╭─ Information given

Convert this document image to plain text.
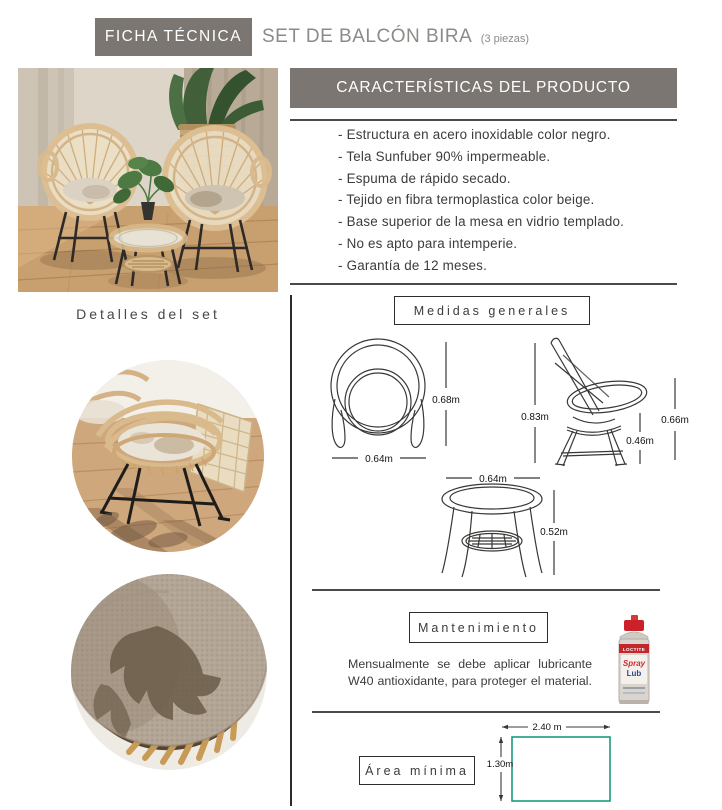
FICHA TÉCNICA	SET DE BALCÓN BIRA (3 piezas)
Detalles del set
CARACTERÍSTICAS DEL PRODUCTO
- Estructura en acero inoxidable color negro.
- Tela Sunfuber 90% impermeable.
- Espuma de rápido secado.
- Tejido en fibra termoplastica color beige.
- Base superior de la mesa en vidrio templado.
- No es apto para intemperie.
- Garantía de 12 meses.
Medidas generales
0.68m
0.64m
0.83m
0.46m
0.66m
0.64m
0.52m
Mantenimiento
Mensualmente se debe aplicar lubricante
W40 antioxidante, para proteger el material.
LOCTITE
Spray
Lub
Área mínima
2.40 m
1.30m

╰─

What is asked — Each entry above is to be written out again unchanged, apart from the pictures, which are left out.

Solution for this task —
Convert this document image to plain text.
FICHA TÉCNICA	SET DE BALCÓN BIRA (3 piezas)
Detalles del set
CARACTERÍSTICAS DEL PRODUCTO
- Estructura en acero inoxidable color negro.
- Tela Sunfuber 90% impermeable.
- Espuma de rápido secado.
- Tejido en fibra termoplastica color beige.
- Base superior de la mesa en vidrio templado.
- No es apto para intemperie.
- Garantía de 12 meses.
Medidas generales
0.68m
0.64m
0.83m
0.46m
0.66m
0.64m
0.52m
Mantenimiento
Mensualmente se debe aplicar lubricante
W40 antioxidante, para proteger el material.
LOCTITE
Spray
Lub
Área mínima
2.40 m
1.30m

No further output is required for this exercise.